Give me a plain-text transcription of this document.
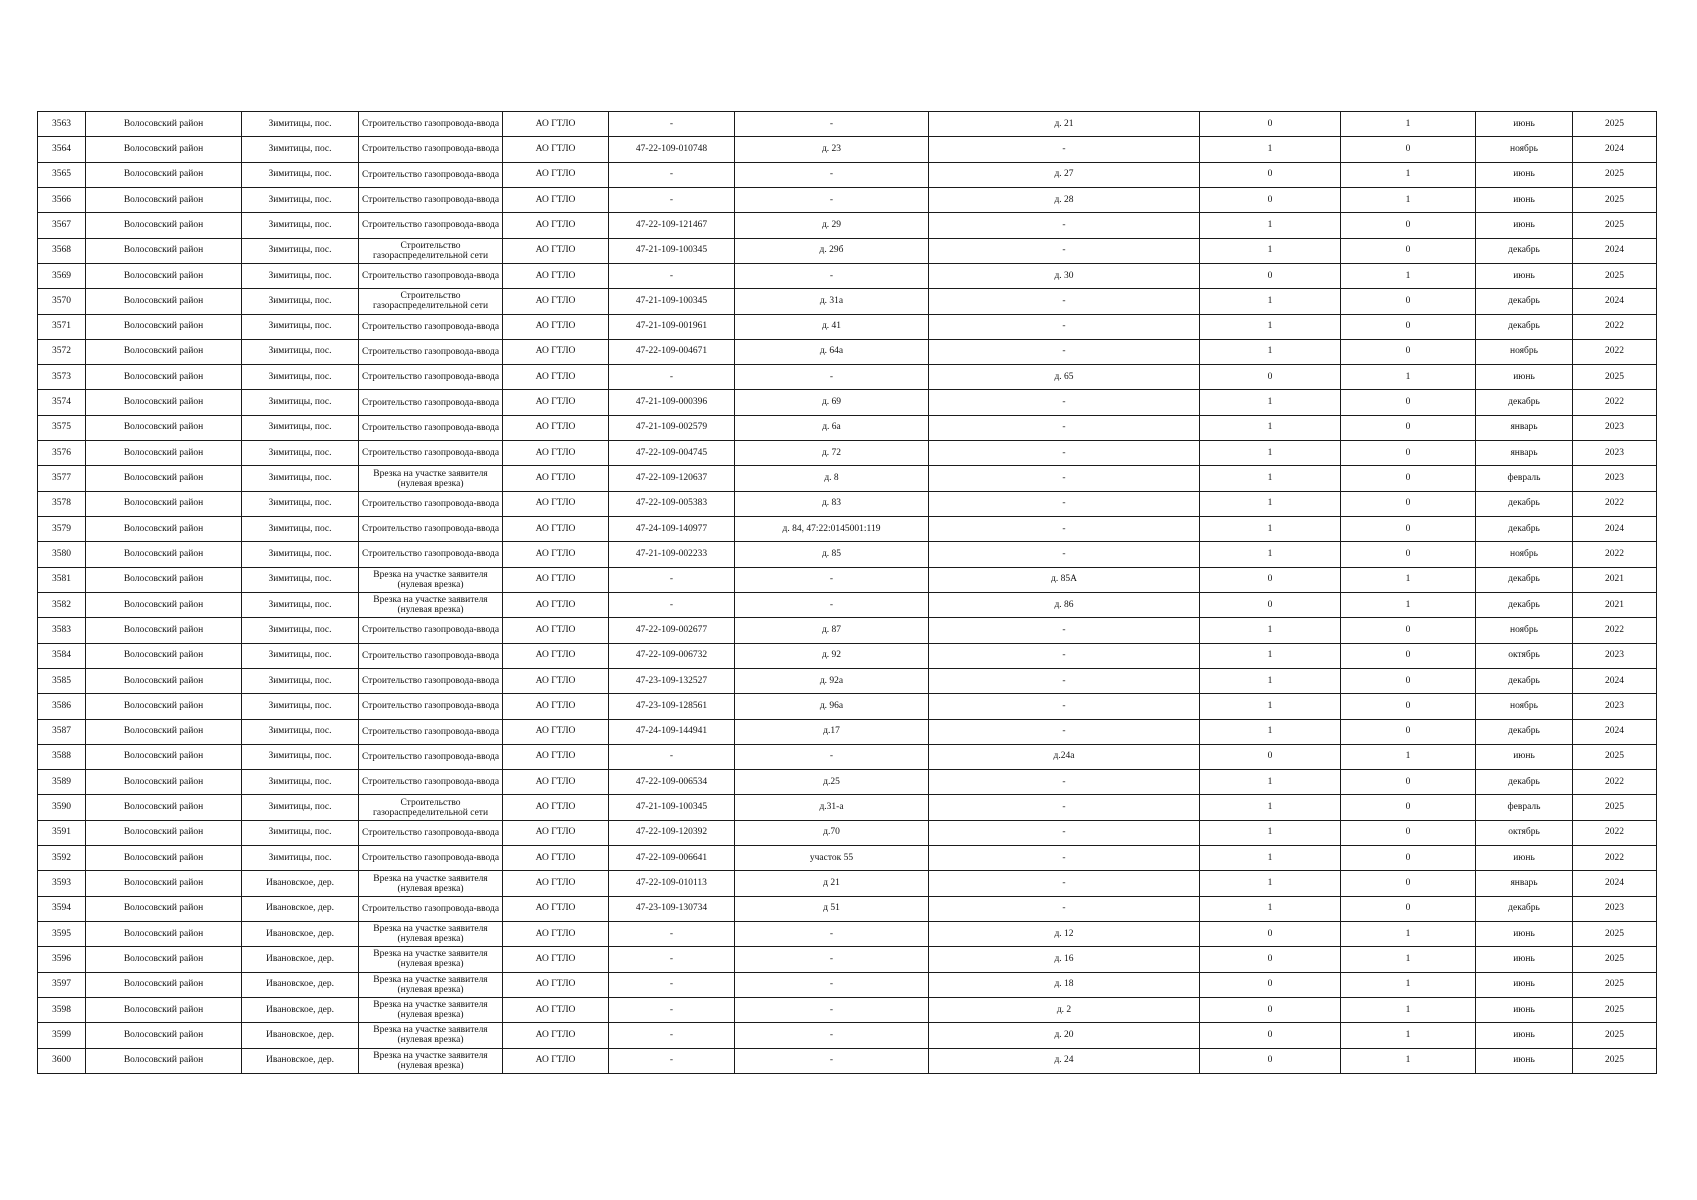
3563	Волосовский район	Зимитицы, пос.	Строительство газопровода-ввода	АО ГТЛО	-	-	д. 21	0	1	июнь	2025
3564	Волосовский район	Зимитицы, пос.	Строительство газопровода-ввода	АО ГТЛО	47-22-109-010748	д. 23	-	1	0	ноябрь	2024
3565	Волосовский район	Зимитицы, пос.	Строительство газопровода-ввода	АО ГТЛО	-	-	д. 27	0	1	июнь	2025
3566	Волосовский район	Зимитицы, пос.	Строительство газопровода-ввода	АО ГТЛО	-	-	д. 28	0	1	июнь	2025
3567	Волосовский район	Зимитицы, пос.	Строительство газопровода-ввода	АО ГТЛО	47-22-109-121467	д. 29	-	1	0	июнь	2025
3568	Волосовский район	Зимитицы, пос.	Строительство газораспределительной сети	АО ГТЛО	47-21-109-100345	д. 29б	-	1	0	декабрь	2024
3569	Волосовский район	Зимитицы, пос.	Строительство газопровода-ввода	АО ГТЛО	-	-	д. 30	0	1	июнь	2025
3570	Волосовский район	Зимитицы, пос.	Строительство газораспределительной сети	АО ГТЛО	47-21-109-100345	д. 31а	-	1	0	декабрь	2024
3571	Волосовский район	Зимитицы, пос.	Строительство газопровода-ввода	АО ГТЛО	47-21-109-001961	д. 41	-	1	0	декабрь	2022
3572	Волосовский район	Зимитицы, пос.	Строительство газопровода-ввода	АО ГТЛО	47-22-109-004671	д. 64а	-	1	0	ноябрь	2022
3573	Волосовский район	Зимитицы, пос.	Строительство газопровода-ввода	АО ГТЛО	-	-	д. 65	0	1	июнь	2025
3574	Волосовский район	Зимитицы, пос.	Строительство газопровода-ввода	АО ГТЛО	47-21-109-000396	д. 69	-	1	0	декабрь	2022
3575	Волосовский район	Зимитицы, пос.	Строительство газопровода-ввода	АО ГТЛО	47-21-109-002579	д. 6а	-	1	0	январь	2023
3576	Волосовский район	Зимитицы, пос.	Строительство газопровода-ввода	АО ГТЛО	47-22-109-004745	д. 72	-	1	0	январь	2023
3577	Волосовский район	Зимитицы, пос.	Врезка на участке заявителя (нулевая врезка)	АО ГТЛО	47-22-109-120637	д. 8	-	1	0	февраль	2023
3578	Волосовский район	Зимитицы, пос.	Строительство газопровода-ввода	АО ГТЛО	47-22-109-005383	д. 83	-	1	0	декабрь	2022
3579	Волосовский район	Зимитицы, пос.	Строительство газопровода-ввода	АО ГТЛО	47-24-109-140977	д. 84, 47:22:0145001:119	-	1	0	декабрь	2024
3580	Волосовский район	Зимитицы, пос.	Строительство газопровода-ввода	АО ГТЛО	47-21-109-002233	д. 85	-	1	0	ноябрь	2022
3581	Волосовский район	Зимитицы, пос.	Врезка на участке заявителя (нулевая врезка)	АО ГТЛО	-	-	д. 85А	0	1	декабрь	2021
3582	Волосовский район	Зимитицы, пос.	Врезка на участке заявителя (нулевая врезка)	АО ГТЛО	-	-	д. 86	0	1	декабрь	2021
3583	Волосовский район	Зимитицы, пос.	Строительство газопровода-ввода	АО ГТЛО	47-22-109-002677	д. 87	-	1	0	ноябрь	2022
3584	Волосовский район	Зимитицы, пос.	Строительство газопровода-ввода	АО ГТЛО	47-22-109-006732	д. 92	-	1	0	октябрь	2023
3585	Волосовский район	Зимитицы, пос.	Строительство газопровода-ввода	АО ГТЛО	47-23-109-132527	д. 92а	-	1	0	декабрь	2024
3586	Волосовский район	Зимитицы, пос.	Строительство газопровода-ввода	АО ГТЛО	47-23-109-128561	д. 96а	-	1	0	ноябрь	2023
3587	Волосовский район	Зимитицы, пос.	Строительство газопровода-ввода	АО ГТЛО	47-24-109-144941	д.17	-	1	0	декабрь	2024
3588	Волосовский район	Зимитицы, пос.	Строительство газопровода-ввода	АО ГТЛО	-	-	д.24а	0	1	июнь	2025
3589	Волосовский район	Зимитицы, пос.	Строительство газопровода-ввода	АО ГТЛО	47-22-109-006534	д.25	-	1	0	декабрь	2022
3590	Волосовский район	Зимитицы, пос.	Строительство газораспределительной сети	АО ГТЛО	47-21-109-100345	д.31-а	-	1	0	февраль	2025
3591	Волосовский район	Зимитицы, пос.	Строительство газопровода-ввода	АО ГТЛО	47-22-109-120392	д.70	-	1	0	октябрь	2022
3592	Волосовский район	Зимитицы, пос.	Строительство газопровода-ввода	АО ГТЛО	47-22-109-006641	участок 55	-	1	0	июнь	2022
3593	Волосовский район	Ивановское, дер.	Врезка на участке заявителя (нулевая врезка)	АО ГТЛО	47-22-109-010113	д 21	-	1	0	январь	2024
3594	Волосовский район	Ивановское, дер.	Строительство газопровода-ввода	АО ГТЛО	47-23-109-130734	д 51	-	1	0	декабрь	2023
3595	Волосовский район	Ивановское, дер.	Врезка на участке заявителя (нулевая врезка)	АО ГТЛО	-	-	д. 12	0	1	июнь	2025
3596	Волосовский район	Ивановское, дер.	Врезка на участке заявителя (нулевая врезка)	АО ГТЛО	-	-	д. 16	0	1	июнь	2025
3597	Волосовский район	Ивановское, дер.	Врезка на участке заявителя (нулевая врезка)	АО ГТЛО	-	-	д. 18	0	1	июнь	2025
3598	Волосовский район	Ивановское, дер.	Врезка на участке заявителя (нулевая врезка)	АО ГТЛО	-	-	д. 2	0	1	июнь	2025
3599	Волосовский район	Ивановское, дер.	Врезка на участке заявителя (нулевая врезка)	АО ГТЛО	-	-	д. 20	0	1	июнь	2025
3600	Волосовский район	Ивановское, дер.	Врезка на участке заявителя (нулевая врезка)	АО ГТЛО	-	-	д. 24	0	1	июнь	2025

____

Count the lines in the entries above that include the string "январь", then give only that figure.

CORRECT ANSWER
3